Copy out every line in which the string "date" occurs.

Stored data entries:
· · · ·

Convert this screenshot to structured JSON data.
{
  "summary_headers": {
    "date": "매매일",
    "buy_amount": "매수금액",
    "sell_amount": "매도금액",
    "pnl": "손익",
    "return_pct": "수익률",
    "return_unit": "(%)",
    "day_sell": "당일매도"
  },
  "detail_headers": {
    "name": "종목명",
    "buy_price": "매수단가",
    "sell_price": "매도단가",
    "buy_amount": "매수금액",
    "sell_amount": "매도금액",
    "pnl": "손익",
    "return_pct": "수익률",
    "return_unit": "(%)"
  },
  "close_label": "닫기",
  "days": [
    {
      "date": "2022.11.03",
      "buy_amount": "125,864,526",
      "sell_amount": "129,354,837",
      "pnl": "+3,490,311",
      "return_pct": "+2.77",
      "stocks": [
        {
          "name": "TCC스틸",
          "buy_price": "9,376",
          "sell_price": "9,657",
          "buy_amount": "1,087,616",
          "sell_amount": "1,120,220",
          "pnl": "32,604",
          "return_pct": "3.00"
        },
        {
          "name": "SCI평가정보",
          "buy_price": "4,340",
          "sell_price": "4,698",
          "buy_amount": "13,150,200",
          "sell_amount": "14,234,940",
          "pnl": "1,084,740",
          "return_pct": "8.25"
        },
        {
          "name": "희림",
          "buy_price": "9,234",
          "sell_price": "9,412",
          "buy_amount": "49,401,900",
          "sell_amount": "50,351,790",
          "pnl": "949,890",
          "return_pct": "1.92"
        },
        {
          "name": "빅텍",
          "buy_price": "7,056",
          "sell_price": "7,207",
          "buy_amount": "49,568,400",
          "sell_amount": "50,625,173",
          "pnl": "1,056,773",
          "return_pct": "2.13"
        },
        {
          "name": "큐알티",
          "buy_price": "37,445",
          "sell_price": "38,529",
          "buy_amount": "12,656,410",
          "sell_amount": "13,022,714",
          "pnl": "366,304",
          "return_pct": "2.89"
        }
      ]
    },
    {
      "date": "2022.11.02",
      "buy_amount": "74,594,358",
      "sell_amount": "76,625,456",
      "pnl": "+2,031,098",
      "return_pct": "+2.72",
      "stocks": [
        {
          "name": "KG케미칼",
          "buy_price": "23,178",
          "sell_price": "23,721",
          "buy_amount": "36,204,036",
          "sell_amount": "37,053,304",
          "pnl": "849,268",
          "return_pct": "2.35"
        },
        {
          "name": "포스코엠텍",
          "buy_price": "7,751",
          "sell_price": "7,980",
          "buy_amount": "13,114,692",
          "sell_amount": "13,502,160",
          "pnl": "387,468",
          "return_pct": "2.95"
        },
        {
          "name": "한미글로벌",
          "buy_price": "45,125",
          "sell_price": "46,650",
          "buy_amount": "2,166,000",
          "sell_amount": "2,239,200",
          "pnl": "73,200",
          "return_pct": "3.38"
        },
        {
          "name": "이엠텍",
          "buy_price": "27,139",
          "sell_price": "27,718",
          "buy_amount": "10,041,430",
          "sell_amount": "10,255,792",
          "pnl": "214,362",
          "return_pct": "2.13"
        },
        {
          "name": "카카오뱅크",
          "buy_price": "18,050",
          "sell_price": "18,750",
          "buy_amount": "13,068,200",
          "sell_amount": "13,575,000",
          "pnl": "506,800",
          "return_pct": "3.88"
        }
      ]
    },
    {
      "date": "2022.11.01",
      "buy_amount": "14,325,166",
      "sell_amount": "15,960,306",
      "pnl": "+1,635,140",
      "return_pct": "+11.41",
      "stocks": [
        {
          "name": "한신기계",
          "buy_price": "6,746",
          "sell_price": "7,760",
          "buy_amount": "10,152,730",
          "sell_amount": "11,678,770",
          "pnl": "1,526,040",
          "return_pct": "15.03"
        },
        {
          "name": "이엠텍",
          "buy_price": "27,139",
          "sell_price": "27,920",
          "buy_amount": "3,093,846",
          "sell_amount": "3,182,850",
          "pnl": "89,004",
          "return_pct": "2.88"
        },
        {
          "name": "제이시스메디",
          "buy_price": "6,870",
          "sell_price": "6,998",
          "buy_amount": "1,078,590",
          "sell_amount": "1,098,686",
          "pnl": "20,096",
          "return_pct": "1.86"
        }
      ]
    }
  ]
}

· · · ·

TASK RESPONSE
    "date": "매매일",
      "date": "2022.11.03",
      "date": "2022.11.02",
      "date": "2022.11.01",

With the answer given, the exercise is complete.